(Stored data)
◇ ◇ ◇ ◇

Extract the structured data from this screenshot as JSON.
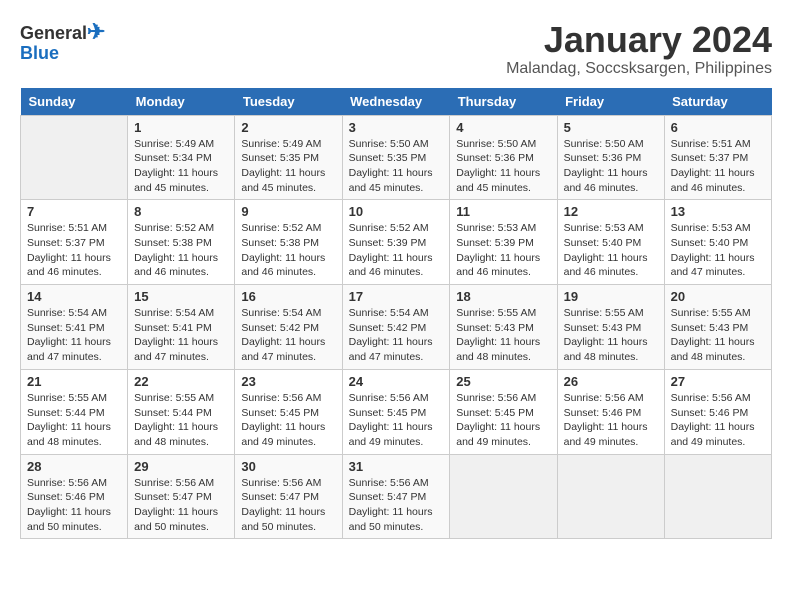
{
  "header": {
    "logo_general": "General",
    "logo_blue": "Blue",
    "title": "January 2024",
    "subtitle": "Malandag, Soccsksargen, Philippines"
  },
  "days_of_week": [
    "Sunday",
    "Monday",
    "Tuesday",
    "Wednesday",
    "Thursday",
    "Friday",
    "Saturday"
  ],
  "weeks": [
    [
      {
        "day": "",
        "sunrise": "",
        "sunset": "",
        "daylight": ""
      },
      {
        "day": "1",
        "sunrise": "Sunrise: 5:49 AM",
        "sunset": "Sunset: 5:34 PM",
        "daylight": "Daylight: 11 hours and 45 minutes."
      },
      {
        "day": "2",
        "sunrise": "Sunrise: 5:49 AM",
        "sunset": "Sunset: 5:35 PM",
        "daylight": "Daylight: 11 hours and 45 minutes."
      },
      {
        "day": "3",
        "sunrise": "Sunrise: 5:50 AM",
        "sunset": "Sunset: 5:35 PM",
        "daylight": "Daylight: 11 hours and 45 minutes."
      },
      {
        "day": "4",
        "sunrise": "Sunrise: 5:50 AM",
        "sunset": "Sunset: 5:36 PM",
        "daylight": "Daylight: 11 hours and 45 minutes."
      },
      {
        "day": "5",
        "sunrise": "Sunrise: 5:50 AM",
        "sunset": "Sunset: 5:36 PM",
        "daylight": "Daylight: 11 hours and 46 minutes."
      },
      {
        "day": "6",
        "sunrise": "Sunrise: 5:51 AM",
        "sunset": "Sunset: 5:37 PM",
        "daylight": "Daylight: 11 hours and 46 minutes."
      }
    ],
    [
      {
        "day": "7",
        "sunrise": "Sunrise: 5:51 AM",
        "sunset": "Sunset: 5:37 PM",
        "daylight": "Daylight: 11 hours and 46 minutes."
      },
      {
        "day": "8",
        "sunrise": "Sunrise: 5:52 AM",
        "sunset": "Sunset: 5:38 PM",
        "daylight": "Daylight: 11 hours and 46 minutes."
      },
      {
        "day": "9",
        "sunrise": "Sunrise: 5:52 AM",
        "sunset": "Sunset: 5:38 PM",
        "daylight": "Daylight: 11 hours and 46 minutes."
      },
      {
        "day": "10",
        "sunrise": "Sunrise: 5:52 AM",
        "sunset": "Sunset: 5:39 PM",
        "daylight": "Daylight: 11 hours and 46 minutes."
      },
      {
        "day": "11",
        "sunrise": "Sunrise: 5:53 AM",
        "sunset": "Sunset: 5:39 PM",
        "daylight": "Daylight: 11 hours and 46 minutes."
      },
      {
        "day": "12",
        "sunrise": "Sunrise: 5:53 AM",
        "sunset": "Sunset: 5:40 PM",
        "daylight": "Daylight: 11 hours and 46 minutes."
      },
      {
        "day": "13",
        "sunrise": "Sunrise: 5:53 AM",
        "sunset": "Sunset: 5:40 PM",
        "daylight": "Daylight: 11 hours and 47 minutes."
      }
    ],
    [
      {
        "day": "14",
        "sunrise": "Sunrise: 5:54 AM",
        "sunset": "Sunset: 5:41 PM",
        "daylight": "Daylight: 11 hours and 47 minutes."
      },
      {
        "day": "15",
        "sunrise": "Sunrise: 5:54 AM",
        "sunset": "Sunset: 5:41 PM",
        "daylight": "Daylight: 11 hours and 47 minutes."
      },
      {
        "day": "16",
        "sunrise": "Sunrise: 5:54 AM",
        "sunset": "Sunset: 5:42 PM",
        "daylight": "Daylight: 11 hours and 47 minutes."
      },
      {
        "day": "17",
        "sunrise": "Sunrise: 5:54 AM",
        "sunset": "Sunset: 5:42 PM",
        "daylight": "Daylight: 11 hours and 47 minutes."
      },
      {
        "day": "18",
        "sunrise": "Sunrise: 5:55 AM",
        "sunset": "Sunset: 5:43 PM",
        "daylight": "Daylight: 11 hours and 48 minutes."
      },
      {
        "day": "19",
        "sunrise": "Sunrise: 5:55 AM",
        "sunset": "Sunset: 5:43 PM",
        "daylight": "Daylight: 11 hours and 48 minutes."
      },
      {
        "day": "20",
        "sunrise": "Sunrise: 5:55 AM",
        "sunset": "Sunset: 5:43 PM",
        "daylight": "Daylight: 11 hours and 48 minutes."
      }
    ],
    [
      {
        "day": "21",
        "sunrise": "Sunrise: 5:55 AM",
        "sunset": "Sunset: 5:44 PM",
        "daylight": "Daylight: 11 hours and 48 minutes."
      },
      {
        "day": "22",
        "sunrise": "Sunrise: 5:55 AM",
        "sunset": "Sunset: 5:44 PM",
        "daylight": "Daylight: 11 hours and 48 minutes."
      },
      {
        "day": "23",
        "sunrise": "Sunrise: 5:56 AM",
        "sunset": "Sunset: 5:45 PM",
        "daylight": "Daylight: 11 hours and 49 minutes."
      },
      {
        "day": "24",
        "sunrise": "Sunrise: 5:56 AM",
        "sunset": "Sunset: 5:45 PM",
        "daylight": "Daylight: 11 hours and 49 minutes."
      },
      {
        "day": "25",
        "sunrise": "Sunrise: 5:56 AM",
        "sunset": "Sunset: 5:45 PM",
        "daylight": "Daylight: 11 hours and 49 minutes."
      },
      {
        "day": "26",
        "sunrise": "Sunrise: 5:56 AM",
        "sunset": "Sunset: 5:46 PM",
        "daylight": "Daylight: 11 hours and 49 minutes."
      },
      {
        "day": "27",
        "sunrise": "Sunrise: 5:56 AM",
        "sunset": "Sunset: 5:46 PM",
        "daylight": "Daylight: 11 hours and 49 minutes."
      }
    ],
    [
      {
        "day": "28",
        "sunrise": "Sunrise: 5:56 AM",
        "sunset": "Sunset: 5:46 PM",
        "daylight": "Daylight: 11 hours and 50 minutes."
      },
      {
        "day": "29",
        "sunrise": "Sunrise: 5:56 AM",
        "sunset": "Sunset: 5:47 PM",
        "daylight": "Daylight: 11 hours and 50 minutes."
      },
      {
        "day": "30",
        "sunrise": "Sunrise: 5:56 AM",
        "sunset": "Sunset: 5:47 PM",
        "daylight": "Daylight: 11 hours and 50 minutes."
      },
      {
        "day": "31",
        "sunrise": "Sunrise: 5:56 AM",
        "sunset": "Sunset: 5:47 PM",
        "daylight": "Daylight: 11 hours and 50 minutes."
      },
      {
        "day": "",
        "sunrise": "",
        "sunset": "",
        "daylight": ""
      },
      {
        "day": "",
        "sunrise": "",
        "sunset": "",
        "daylight": ""
      },
      {
        "day": "",
        "sunrise": "",
        "sunset": "",
        "daylight": ""
      }
    ]
  ]
}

◇ ◇ ◇ ◇

Copy all the lines of data exactly as they appear, dropping any images.

**Solution for this problem:**
Extract the structured data from this screenshot as JSON.
{
  "header": {
    "logo_general": "General",
    "logo_blue": "Blue",
    "title": "January 2024",
    "subtitle": "Malandag, Soccsksargen, Philippines"
  },
  "days_of_week": [
    "Sunday",
    "Monday",
    "Tuesday",
    "Wednesday",
    "Thursday",
    "Friday",
    "Saturday"
  ],
  "weeks": [
    [
      {
        "day": "",
        "sunrise": "",
        "sunset": "",
        "daylight": ""
      },
      {
        "day": "1",
        "sunrise": "Sunrise: 5:49 AM",
        "sunset": "Sunset: 5:34 PM",
        "daylight": "Daylight: 11 hours and 45 minutes."
      },
      {
        "day": "2",
        "sunrise": "Sunrise: 5:49 AM",
        "sunset": "Sunset: 5:35 PM",
        "daylight": "Daylight: 11 hours and 45 minutes."
      },
      {
        "day": "3",
        "sunrise": "Sunrise: 5:50 AM",
        "sunset": "Sunset: 5:35 PM",
        "daylight": "Daylight: 11 hours and 45 minutes."
      },
      {
        "day": "4",
        "sunrise": "Sunrise: 5:50 AM",
        "sunset": "Sunset: 5:36 PM",
        "daylight": "Daylight: 11 hours and 45 minutes."
      },
      {
        "day": "5",
        "sunrise": "Sunrise: 5:50 AM",
        "sunset": "Sunset: 5:36 PM",
        "daylight": "Daylight: 11 hours and 46 minutes."
      },
      {
        "day": "6",
        "sunrise": "Sunrise: 5:51 AM",
        "sunset": "Sunset: 5:37 PM",
        "daylight": "Daylight: 11 hours and 46 minutes."
      }
    ],
    [
      {
        "day": "7",
        "sunrise": "Sunrise: 5:51 AM",
        "sunset": "Sunset: 5:37 PM",
        "daylight": "Daylight: 11 hours and 46 minutes."
      },
      {
        "day": "8",
        "sunrise": "Sunrise: 5:52 AM",
        "sunset": "Sunset: 5:38 PM",
        "daylight": "Daylight: 11 hours and 46 minutes."
      },
      {
        "day": "9",
        "sunrise": "Sunrise: 5:52 AM",
        "sunset": "Sunset: 5:38 PM",
        "daylight": "Daylight: 11 hours and 46 minutes."
      },
      {
        "day": "10",
        "sunrise": "Sunrise: 5:52 AM",
        "sunset": "Sunset: 5:39 PM",
        "daylight": "Daylight: 11 hours and 46 minutes."
      },
      {
        "day": "11",
        "sunrise": "Sunrise: 5:53 AM",
        "sunset": "Sunset: 5:39 PM",
        "daylight": "Daylight: 11 hours and 46 minutes."
      },
      {
        "day": "12",
        "sunrise": "Sunrise: 5:53 AM",
        "sunset": "Sunset: 5:40 PM",
        "daylight": "Daylight: 11 hours and 46 minutes."
      },
      {
        "day": "13",
        "sunrise": "Sunrise: 5:53 AM",
        "sunset": "Sunset: 5:40 PM",
        "daylight": "Daylight: 11 hours and 47 minutes."
      }
    ],
    [
      {
        "day": "14",
        "sunrise": "Sunrise: 5:54 AM",
        "sunset": "Sunset: 5:41 PM",
        "daylight": "Daylight: 11 hours and 47 minutes."
      },
      {
        "day": "15",
        "sunrise": "Sunrise: 5:54 AM",
        "sunset": "Sunset: 5:41 PM",
        "daylight": "Daylight: 11 hours and 47 minutes."
      },
      {
        "day": "16",
        "sunrise": "Sunrise: 5:54 AM",
        "sunset": "Sunset: 5:42 PM",
        "daylight": "Daylight: 11 hours and 47 minutes."
      },
      {
        "day": "17",
        "sunrise": "Sunrise: 5:54 AM",
        "sunset": "Sunset: 5:42 PM",
        "daylight": "Daylight: 11 hours and 47 minutes."
      },
      {
        "day": "18",
        "sunrise": "Sunrise: 5:55 AM",
        "sunset": "Sunset: 5:43 PM",
        "daylight": "Daylight: 11 hours and 48 minutes."
      },
      {
        "day": "19",
        "sunrise": "Sunrise: 5:55 AM",
        "sunset": "Sunset: 5:43 PM",
        "daylight": "Daylight: 11 hours and 48 minutes."
      },
      {
        "day": "20",
        "sunrise": "Sunrise: 5:55 AM",
        "sunset": "Sunset: 5:43 PM",
        "daylight": "Daylight: 11 hours and 48 minutes."
      }
    ],
    [
      {
        "day": "21",
        "sunrise": "Sunrise: 5:55 AM",
        "sunset": "Sunset: 5:44 PM",
        "daylight": "Daylight: 11 hours and 48 minutes."
      },
      {
        "day": "22",
        "sunrise": "Sunrise: 5:55 AM",
        "sunset": "Sunset: 5:44 PM",
        "daylight": "Daylight: 11 hours and 48 minutes."
      },
      {
        "day": "23",
        "sunrise": "Sunrise: 5:56 AM",
        "sunset": "Sunset: 5:45 PM",
        "daylight": "Daylight: 11 hours and 49 minutes."
      },
      {
        "day": "24",
        "sunrise": "Sunrise: 5:56 AM",
        "sunset": "Sunset: 5:45 PM",
        "daylight": "Daylight: 11 hours and 49 minutes."
      },
      {
        "day": "25",
        "sunrise": "Sunrise: 5:56 AM",
        "sunset": "Sunset: 5:45 PM",
        "daylight": "Daylight: 11 hours and 49 minutes."
      },
      {
        "day": "26",
        "sunrise": "Sunrise: 5:56 AM",
        "sunset": "Sunset: 5:46 PM",
        "daylight": "Daylight: 11 hours and 49 minutes."
      },
      {
        "day": "27",
        "sunrise": "Sunrise: 5:56 AM",
        "sunset": "Sunset: 5:46 PM",
        "daylight": "Daylight: 11 hours and 49 minutes."
      }
    ],
    [
      {
        "day": "28",
        "sunrise": "Sunrise: 5:56 AM",
        "sunset": "Sunset: 5:46 PM",
        "daylight": "Daylight: 11 hours and 50 minutes."
      },
      {
        "day": "29",
        "sunrise": "Sunrise: 5:56 AM",
        "sunset": "Sunset: 5:47 PM",
        "daylight": "Daylight: 11 hours and 50 minutes."
      },
      {
        "day": "30",
        "sunrise": "Sunrise: 5:56 AM",
        "sunset": "Sunset: 5:47 PM",
        "daylight": "Daylight: 11 hours and 50 minutes."
      },
      {
        "day": "31",
        "sunrise": "Sunrise: 5:56 AM",
        "sunset": "Sunset: 5:47 PM",
        "daylight": "Daylight: 11 hours and 50 minutes."
      },
      {
        "day": "",
        "sunrise": "",
        "sunset": "",
        "daylight": ""
      },
      {
        "day": "",
        "sunrise": "",
        "sunset": "",
        "daylight": ""
      },
      {
        "day": "",
        "sunrise": "",
        "sunset": "",
        "daylight": ""
      }
    ]
  ]
}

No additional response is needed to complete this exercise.